* **Work to complete**
The records below must be output exactly, without pictures.

* **Entries provided**

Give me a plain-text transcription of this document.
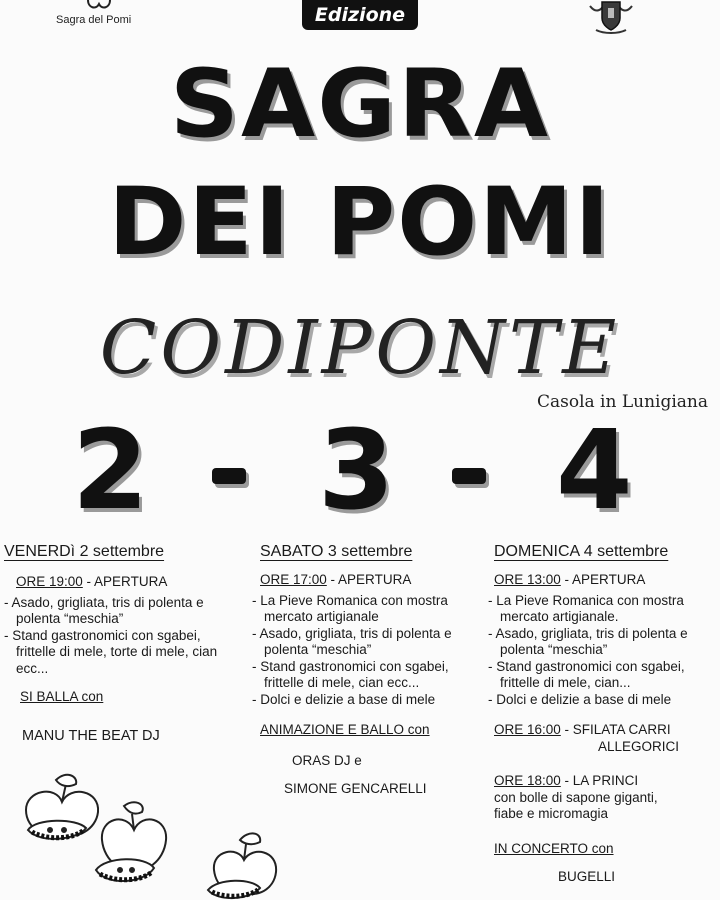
Sagra del Pomi	Edizione
SAGRA
DEI POMI
CODIPONTE
Casola in Lunigiana
2 3 4
VENERDì 2 settembre
ORE 19:00 - APERTURA
- Asado, grigliata, tris di polenta e polenta “meschia”
- Stand gastronomici con sgabei, frittelle di mele, torte di mele, cian ecc...
SI BALLA con
MANU THE BEAT DJ
SABATO 3 settembre
ORE 17:00 - APERTURA
- La Pieve Romanica con mostra mercato artigianale
- Asado, grigliata, tris di polenta e polenta “meschia”
- Stand gastronomici con sgabei, frittelle di mele, cian ecc...
- Dolci e delizie a base di mele
ANIMAZIONE E BALLO con
ORAS DJ e
SIMONE GENCARELLI
DOMENICA 4 settembre
ORE 13:00 - APERTURA
- La Pieve Romanica con mostra mercato artigianale.
- Asado, grigliata, tris di polenta e polenta “meschia”
- Stand gastronomici con sgabei, frittelle di mele, cian...
- Dolci e delizie a base di mele
ORE 16:00 - SFILATA CARRI
ALLEGORICI
ORE 18:00 - LA PRINCI
con bolle di sapone giganti,
fiabe e micromagia
IN CONCERTO con
BUGELLI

* **Task solution**
Give me a plain-text transcription of this document.
Sagra del Pomi	Edizione
SAGRA
DEI POMI
CODIPONTE
Casola in Lunigiana
2 3 4
VENERDì 2 settembre
ORE 19:00 - APERTURA
- Asado, grigliata, tris di polenta e polenta “meschia”
- Stand gastronomici con sgabei, frittelle di mele, torte di mele, cian ecc...
SI BALLA con
MANU THE BEAT DJ
SABATO 3 settembre
ORE 17:00 - APERTURA
- La Pieve Romanica con mostra mercato artigianale
- Asado, grigliata, tris di polenta e polenta “meschia”
- Stand gastronomici con sgabei, frittelle di mele, cian ecc...
- Dolci e delizie a base di mele
ANIMAZIONE E BALLO con
ORAS DJ e
SIMONE GENCARELLI
DOMENICA 4 settembre
ORE 13:00 - APERTURA
- La Pieve Romanica con mostra mercato artigianale.
- Asado, grigliata, tris di polenta e polenta “meschia”
- Stand gastronomici con sgabei, frittelle di mele, cian...
- Dolci e delizie a base di mele
ORE 16:00 - SFILATA CARRI
ALLEGORICI
ORE 18:00 - LA PRINCI
con bolle di sapone giganti,
fiabe e micromagia
IN CONCERTO con
BUGELLI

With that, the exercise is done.